• **Aim of the task**:
Extract the lines that hold the string "CIRCUIT".

##### Extracted data

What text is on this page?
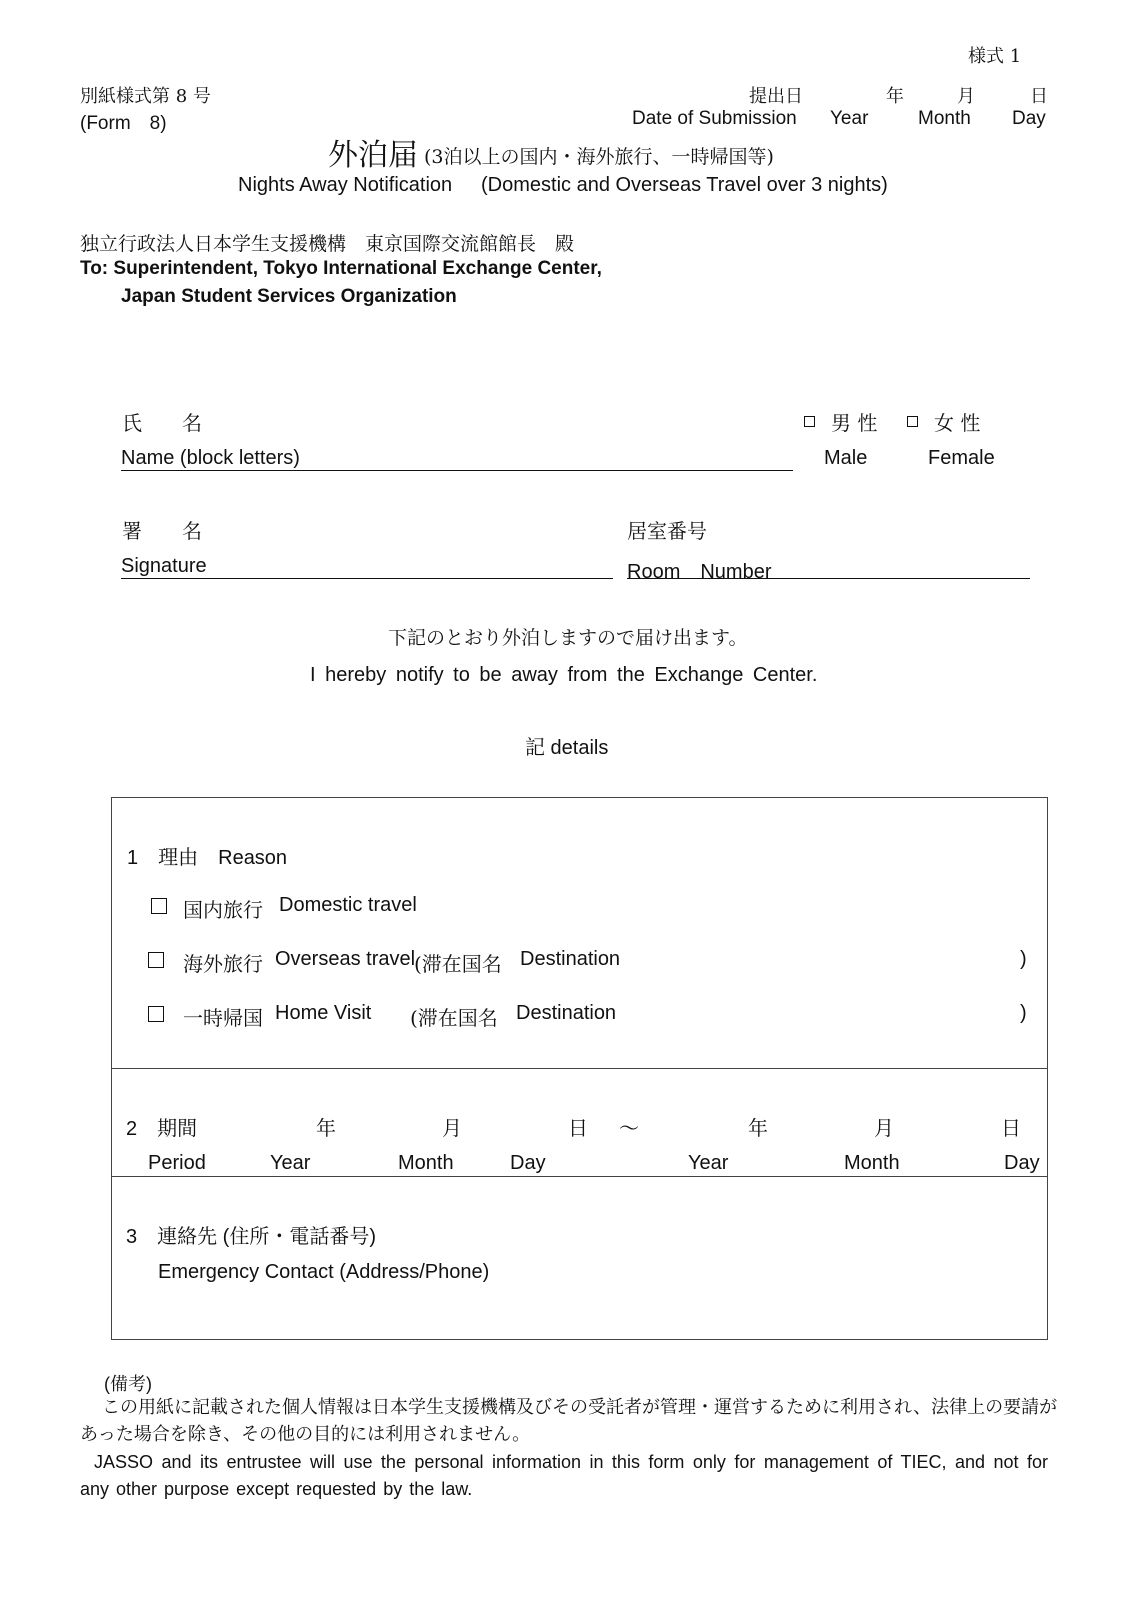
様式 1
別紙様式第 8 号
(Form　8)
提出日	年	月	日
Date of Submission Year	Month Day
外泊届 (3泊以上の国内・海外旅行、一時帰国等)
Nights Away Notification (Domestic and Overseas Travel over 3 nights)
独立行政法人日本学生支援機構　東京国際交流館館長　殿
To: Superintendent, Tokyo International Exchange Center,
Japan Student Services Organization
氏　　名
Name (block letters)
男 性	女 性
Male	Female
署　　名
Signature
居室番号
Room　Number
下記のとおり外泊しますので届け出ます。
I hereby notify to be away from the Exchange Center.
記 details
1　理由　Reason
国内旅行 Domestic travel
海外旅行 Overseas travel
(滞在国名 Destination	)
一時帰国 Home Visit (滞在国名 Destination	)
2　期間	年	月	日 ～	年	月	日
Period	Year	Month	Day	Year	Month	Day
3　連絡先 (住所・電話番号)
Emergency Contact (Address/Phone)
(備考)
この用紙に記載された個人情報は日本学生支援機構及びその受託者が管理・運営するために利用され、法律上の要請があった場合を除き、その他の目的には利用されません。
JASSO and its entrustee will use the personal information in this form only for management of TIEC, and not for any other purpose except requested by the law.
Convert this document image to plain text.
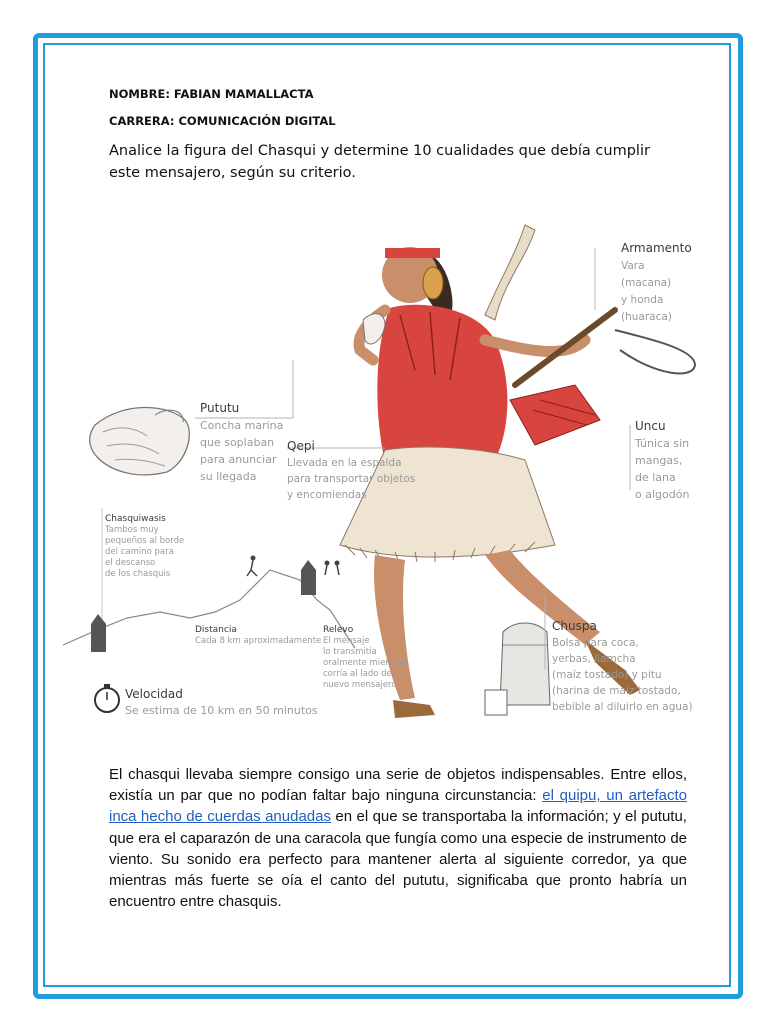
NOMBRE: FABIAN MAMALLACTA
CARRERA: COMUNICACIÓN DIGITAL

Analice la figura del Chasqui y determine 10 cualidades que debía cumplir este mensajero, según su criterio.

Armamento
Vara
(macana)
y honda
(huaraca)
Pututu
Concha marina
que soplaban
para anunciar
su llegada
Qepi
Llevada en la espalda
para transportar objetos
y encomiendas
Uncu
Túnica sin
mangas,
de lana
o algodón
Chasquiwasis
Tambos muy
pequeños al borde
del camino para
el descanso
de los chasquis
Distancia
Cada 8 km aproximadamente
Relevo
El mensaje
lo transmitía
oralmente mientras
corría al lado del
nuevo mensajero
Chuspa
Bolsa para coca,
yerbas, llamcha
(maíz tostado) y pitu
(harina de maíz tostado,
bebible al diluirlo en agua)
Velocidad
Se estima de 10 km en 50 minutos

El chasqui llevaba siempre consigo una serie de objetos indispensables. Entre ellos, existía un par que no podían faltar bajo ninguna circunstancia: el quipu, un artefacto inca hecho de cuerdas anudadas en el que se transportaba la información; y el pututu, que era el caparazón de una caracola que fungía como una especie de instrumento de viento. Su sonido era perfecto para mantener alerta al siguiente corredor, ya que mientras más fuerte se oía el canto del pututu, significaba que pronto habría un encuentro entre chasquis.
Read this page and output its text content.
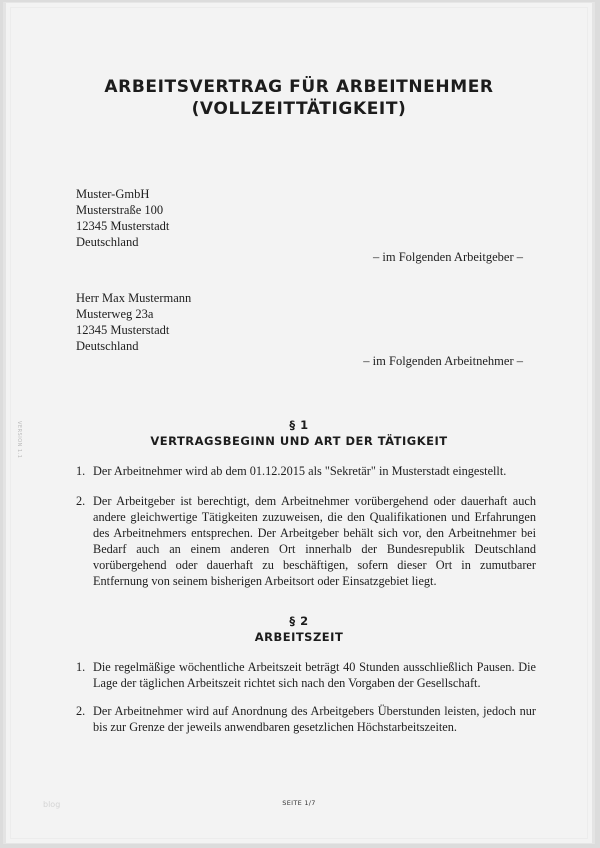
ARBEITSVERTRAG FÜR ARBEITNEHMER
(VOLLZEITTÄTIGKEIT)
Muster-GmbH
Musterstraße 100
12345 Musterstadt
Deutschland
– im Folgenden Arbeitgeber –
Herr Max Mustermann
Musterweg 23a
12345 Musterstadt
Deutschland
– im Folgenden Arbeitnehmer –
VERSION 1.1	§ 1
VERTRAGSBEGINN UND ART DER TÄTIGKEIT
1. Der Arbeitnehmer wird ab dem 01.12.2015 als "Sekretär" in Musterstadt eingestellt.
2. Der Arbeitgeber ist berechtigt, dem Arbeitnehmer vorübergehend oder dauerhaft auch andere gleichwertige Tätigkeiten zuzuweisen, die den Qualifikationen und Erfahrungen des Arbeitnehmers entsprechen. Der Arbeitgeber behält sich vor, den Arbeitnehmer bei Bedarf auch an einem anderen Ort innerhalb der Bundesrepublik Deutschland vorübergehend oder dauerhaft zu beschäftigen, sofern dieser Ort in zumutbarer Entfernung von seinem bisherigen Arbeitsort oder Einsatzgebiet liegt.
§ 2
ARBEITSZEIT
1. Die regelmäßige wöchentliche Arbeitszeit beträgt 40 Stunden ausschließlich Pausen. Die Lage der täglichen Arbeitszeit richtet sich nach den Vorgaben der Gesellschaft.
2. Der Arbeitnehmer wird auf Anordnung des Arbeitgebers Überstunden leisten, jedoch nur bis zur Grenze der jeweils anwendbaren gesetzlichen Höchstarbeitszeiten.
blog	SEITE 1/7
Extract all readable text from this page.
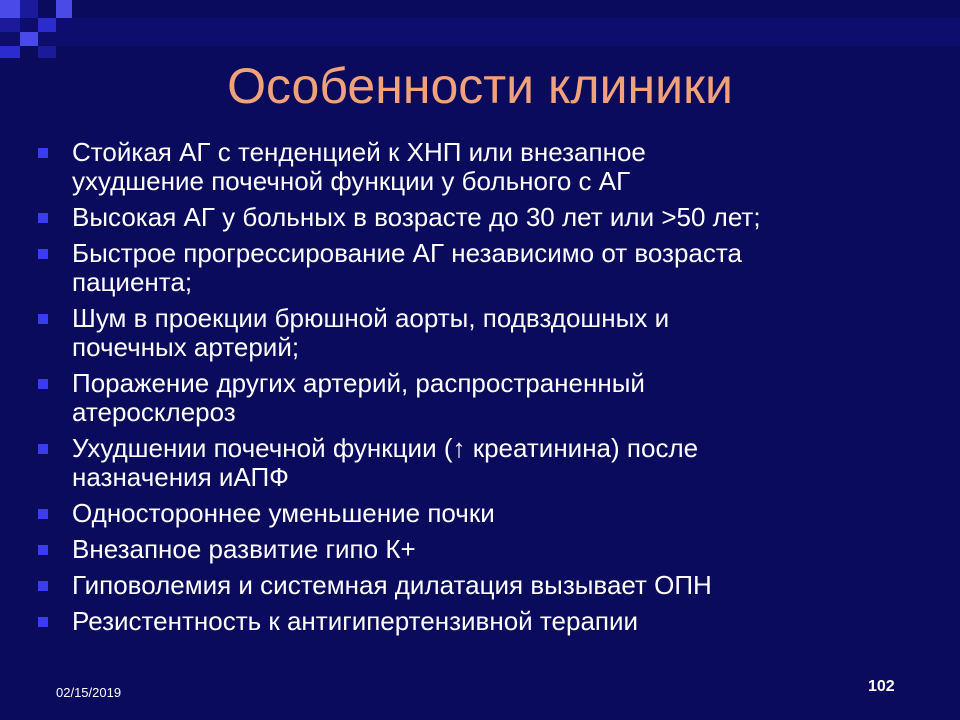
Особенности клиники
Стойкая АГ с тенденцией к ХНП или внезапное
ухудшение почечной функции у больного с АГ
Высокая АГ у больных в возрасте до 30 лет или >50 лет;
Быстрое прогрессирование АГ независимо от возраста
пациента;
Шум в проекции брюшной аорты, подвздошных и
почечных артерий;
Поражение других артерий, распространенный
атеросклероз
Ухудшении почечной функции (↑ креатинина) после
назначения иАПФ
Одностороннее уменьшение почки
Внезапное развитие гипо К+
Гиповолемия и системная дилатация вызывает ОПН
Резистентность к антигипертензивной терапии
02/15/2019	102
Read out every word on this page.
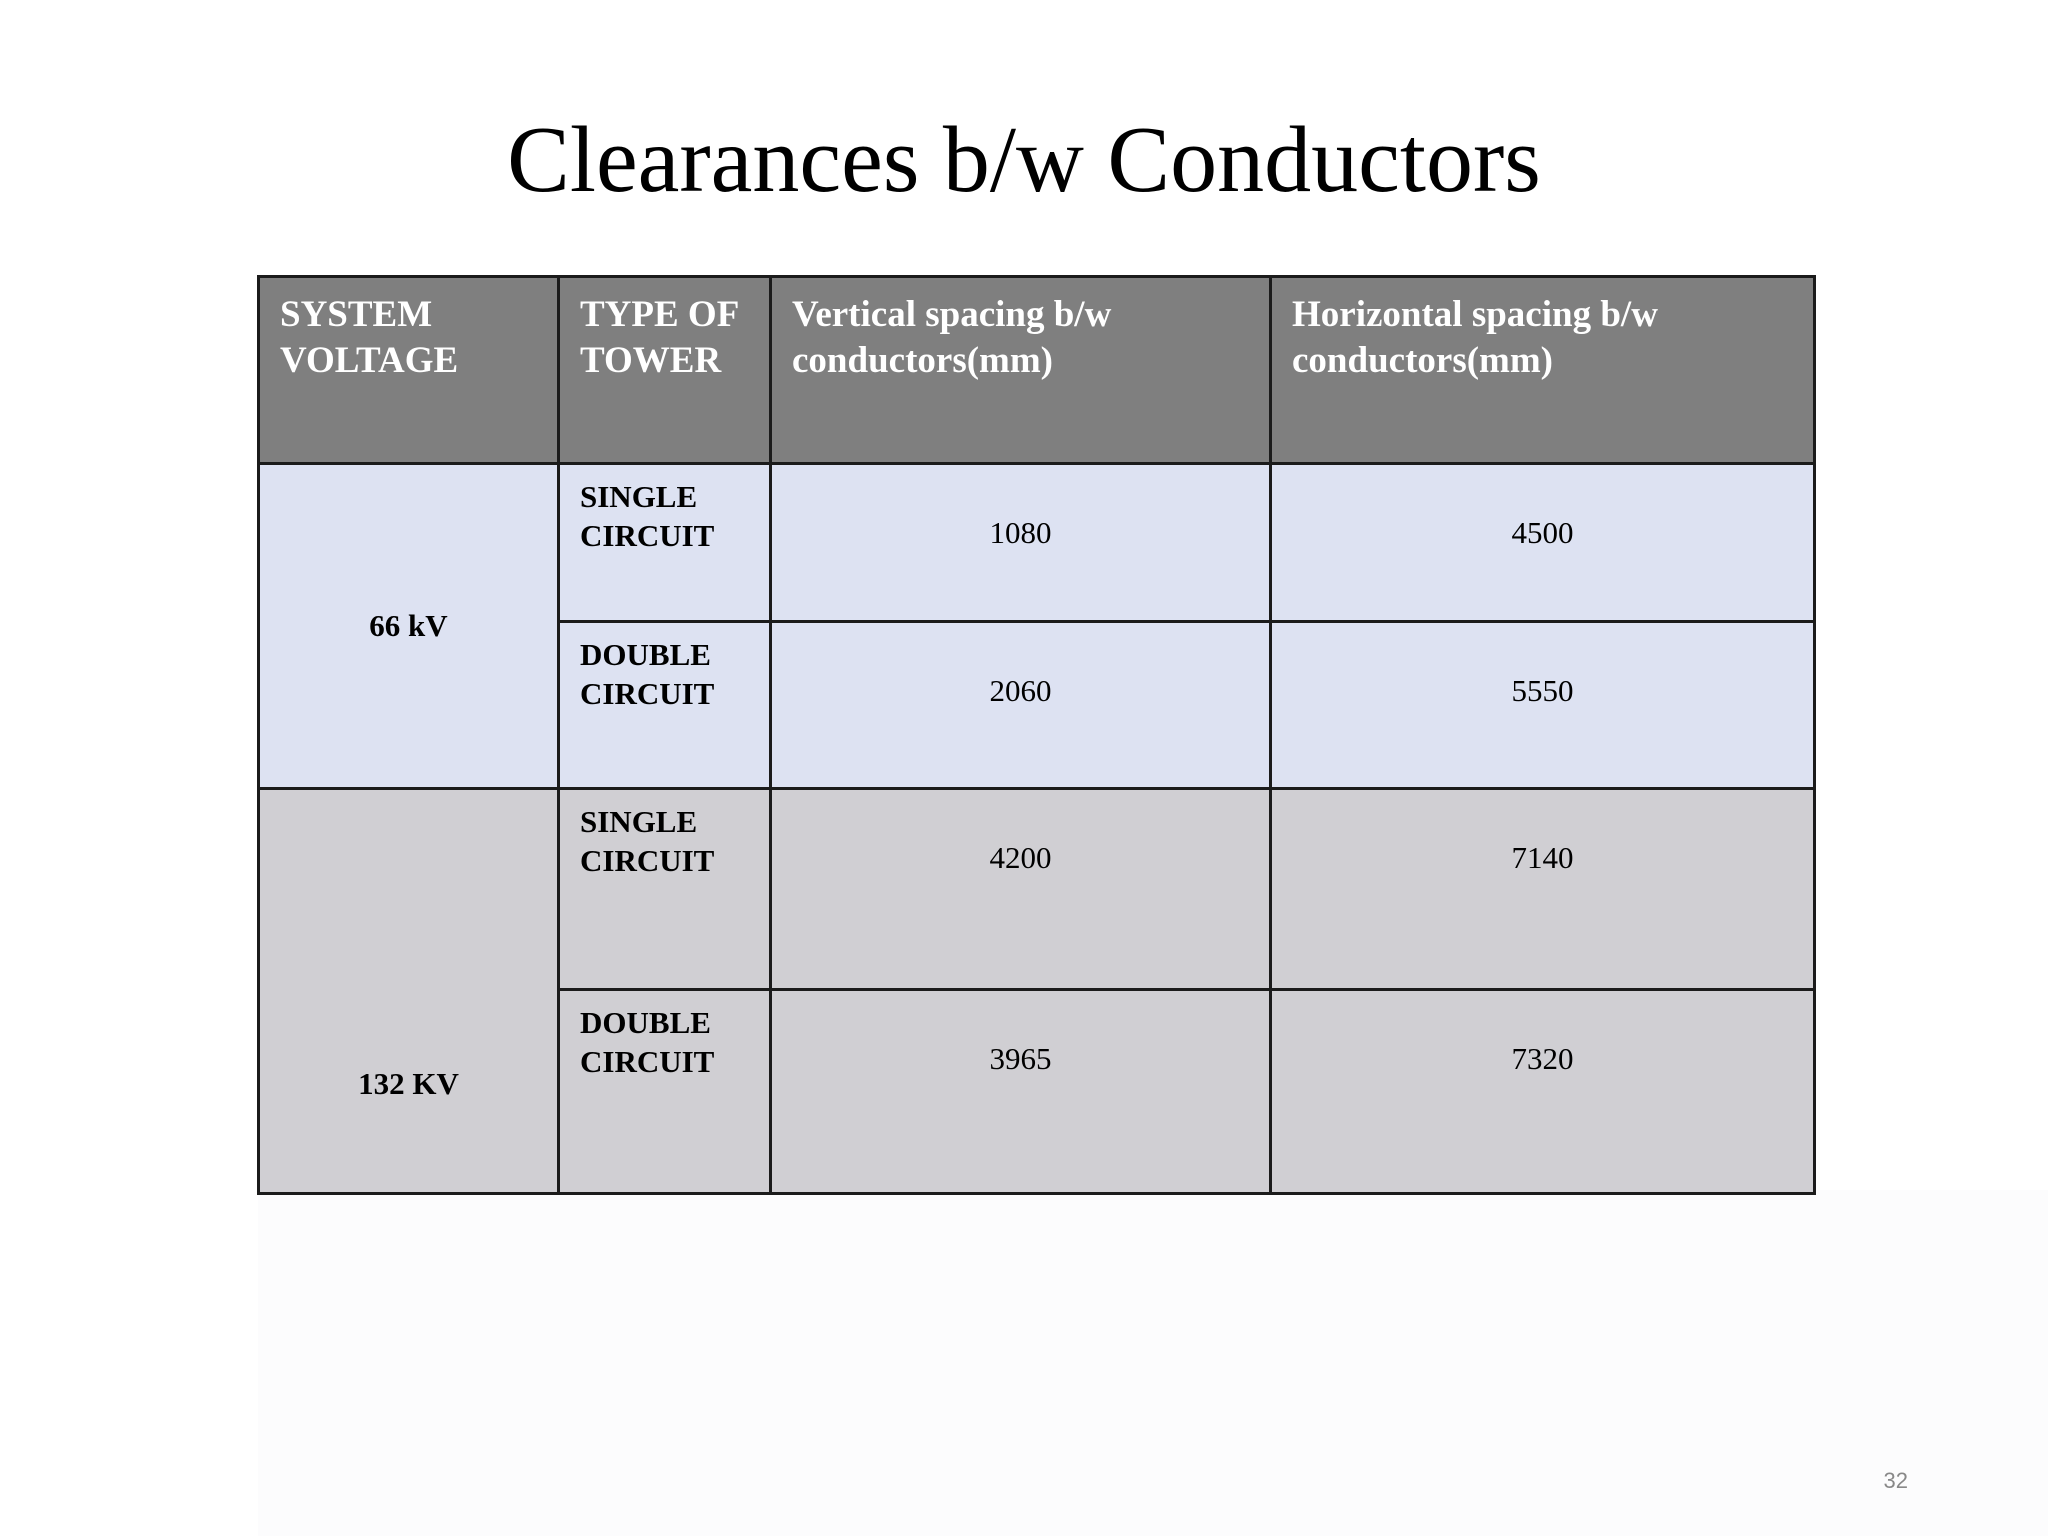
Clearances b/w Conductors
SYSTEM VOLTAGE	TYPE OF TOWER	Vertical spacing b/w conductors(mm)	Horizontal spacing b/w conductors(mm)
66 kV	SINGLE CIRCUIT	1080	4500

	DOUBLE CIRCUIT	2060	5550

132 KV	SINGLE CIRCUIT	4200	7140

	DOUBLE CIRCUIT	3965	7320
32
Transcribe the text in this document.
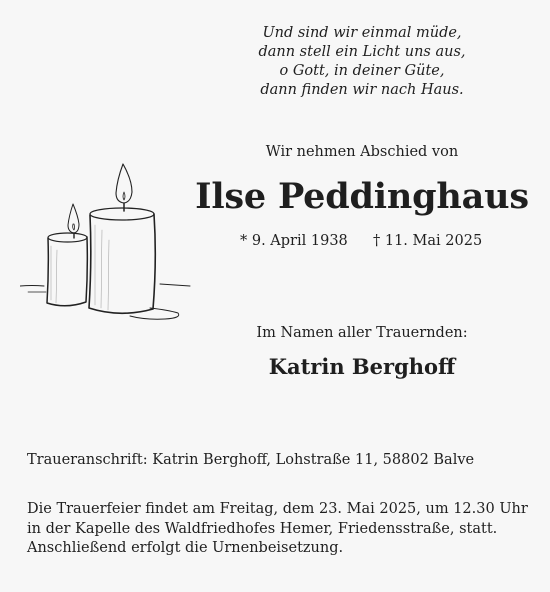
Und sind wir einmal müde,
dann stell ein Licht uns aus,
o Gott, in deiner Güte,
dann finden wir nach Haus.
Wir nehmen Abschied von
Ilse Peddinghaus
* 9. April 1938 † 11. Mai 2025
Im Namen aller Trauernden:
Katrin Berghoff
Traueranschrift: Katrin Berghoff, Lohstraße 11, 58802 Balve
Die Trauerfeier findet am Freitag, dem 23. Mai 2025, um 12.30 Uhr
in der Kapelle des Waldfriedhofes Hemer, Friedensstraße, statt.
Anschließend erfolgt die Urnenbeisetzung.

##########

• **Final result**:
66 kV	SINGLE CIRCUIT	1080	4500
	DOUBLE CIRCUIT	2060	5550
132 KV	SINGLE CIRCUIT	4200	7140
	DOUBLE CIRCUIT	3965	7320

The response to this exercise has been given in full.